*Task prompt*.
Locate all lines in the data below that hold "text" and show them.

━━━━━━━━

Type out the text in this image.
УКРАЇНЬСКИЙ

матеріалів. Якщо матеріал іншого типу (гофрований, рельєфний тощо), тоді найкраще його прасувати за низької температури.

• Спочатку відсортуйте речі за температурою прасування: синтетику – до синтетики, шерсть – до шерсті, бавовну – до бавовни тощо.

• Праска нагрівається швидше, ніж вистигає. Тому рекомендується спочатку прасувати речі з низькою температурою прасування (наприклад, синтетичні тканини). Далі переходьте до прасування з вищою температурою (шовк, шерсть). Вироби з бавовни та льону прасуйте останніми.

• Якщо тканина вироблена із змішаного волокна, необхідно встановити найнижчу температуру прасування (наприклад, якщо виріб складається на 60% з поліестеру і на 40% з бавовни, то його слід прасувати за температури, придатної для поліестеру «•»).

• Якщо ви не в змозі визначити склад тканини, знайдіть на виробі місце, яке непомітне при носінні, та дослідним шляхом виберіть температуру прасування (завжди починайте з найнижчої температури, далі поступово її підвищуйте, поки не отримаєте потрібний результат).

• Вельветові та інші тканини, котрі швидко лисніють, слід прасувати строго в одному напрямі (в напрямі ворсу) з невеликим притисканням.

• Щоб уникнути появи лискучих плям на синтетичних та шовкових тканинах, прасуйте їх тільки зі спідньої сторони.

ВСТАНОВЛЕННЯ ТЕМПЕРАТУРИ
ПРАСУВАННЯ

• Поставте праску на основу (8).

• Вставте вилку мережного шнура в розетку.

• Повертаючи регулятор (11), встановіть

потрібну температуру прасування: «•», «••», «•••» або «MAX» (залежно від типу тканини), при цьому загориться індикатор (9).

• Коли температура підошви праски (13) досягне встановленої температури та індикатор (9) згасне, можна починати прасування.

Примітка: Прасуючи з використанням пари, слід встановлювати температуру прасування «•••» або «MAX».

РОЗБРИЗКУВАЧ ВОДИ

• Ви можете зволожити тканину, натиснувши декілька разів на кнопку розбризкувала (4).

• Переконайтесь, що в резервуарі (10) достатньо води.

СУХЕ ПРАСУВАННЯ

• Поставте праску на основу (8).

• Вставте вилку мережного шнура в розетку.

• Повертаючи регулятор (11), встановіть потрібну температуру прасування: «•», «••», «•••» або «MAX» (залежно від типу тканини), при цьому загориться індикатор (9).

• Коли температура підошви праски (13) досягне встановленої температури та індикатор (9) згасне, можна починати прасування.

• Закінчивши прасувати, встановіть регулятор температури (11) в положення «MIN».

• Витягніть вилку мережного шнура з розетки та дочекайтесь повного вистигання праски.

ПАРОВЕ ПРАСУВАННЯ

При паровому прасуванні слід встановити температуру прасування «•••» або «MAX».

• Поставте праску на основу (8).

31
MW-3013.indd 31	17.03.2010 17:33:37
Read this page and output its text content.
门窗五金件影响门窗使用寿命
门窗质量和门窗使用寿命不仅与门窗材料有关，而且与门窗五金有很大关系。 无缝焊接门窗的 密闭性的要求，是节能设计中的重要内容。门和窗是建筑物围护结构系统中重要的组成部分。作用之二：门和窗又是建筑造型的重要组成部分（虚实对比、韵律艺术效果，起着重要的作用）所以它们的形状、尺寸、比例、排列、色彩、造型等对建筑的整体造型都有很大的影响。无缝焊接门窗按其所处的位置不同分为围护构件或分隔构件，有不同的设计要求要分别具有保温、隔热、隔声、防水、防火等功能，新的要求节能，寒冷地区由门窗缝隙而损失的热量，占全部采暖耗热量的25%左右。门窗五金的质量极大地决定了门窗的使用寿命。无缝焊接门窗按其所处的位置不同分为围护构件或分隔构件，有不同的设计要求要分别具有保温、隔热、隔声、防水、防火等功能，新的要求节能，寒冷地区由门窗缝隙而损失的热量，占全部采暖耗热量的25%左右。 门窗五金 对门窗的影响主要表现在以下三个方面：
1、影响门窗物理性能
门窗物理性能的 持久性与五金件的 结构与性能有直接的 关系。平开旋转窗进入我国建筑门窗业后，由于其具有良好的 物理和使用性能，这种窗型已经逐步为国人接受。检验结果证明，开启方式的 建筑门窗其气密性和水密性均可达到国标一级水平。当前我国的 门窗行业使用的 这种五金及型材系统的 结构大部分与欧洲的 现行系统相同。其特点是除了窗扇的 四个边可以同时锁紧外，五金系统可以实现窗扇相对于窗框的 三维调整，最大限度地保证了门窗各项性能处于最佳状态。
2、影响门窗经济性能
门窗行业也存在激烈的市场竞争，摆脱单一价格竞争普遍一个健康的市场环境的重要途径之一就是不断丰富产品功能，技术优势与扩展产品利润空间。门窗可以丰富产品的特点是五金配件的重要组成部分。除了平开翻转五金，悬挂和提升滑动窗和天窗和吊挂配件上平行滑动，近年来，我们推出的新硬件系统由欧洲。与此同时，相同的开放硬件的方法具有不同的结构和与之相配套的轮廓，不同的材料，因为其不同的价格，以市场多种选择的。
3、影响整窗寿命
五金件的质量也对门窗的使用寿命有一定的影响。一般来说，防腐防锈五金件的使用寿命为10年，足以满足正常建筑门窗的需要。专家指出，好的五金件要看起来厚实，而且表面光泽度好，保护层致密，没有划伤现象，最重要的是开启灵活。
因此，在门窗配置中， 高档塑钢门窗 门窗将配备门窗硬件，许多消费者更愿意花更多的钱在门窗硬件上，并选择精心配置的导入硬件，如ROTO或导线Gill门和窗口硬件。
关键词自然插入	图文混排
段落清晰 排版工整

━━━━━━━━

*Task response*.
Type out the text in this image.
Read this page and output its text content.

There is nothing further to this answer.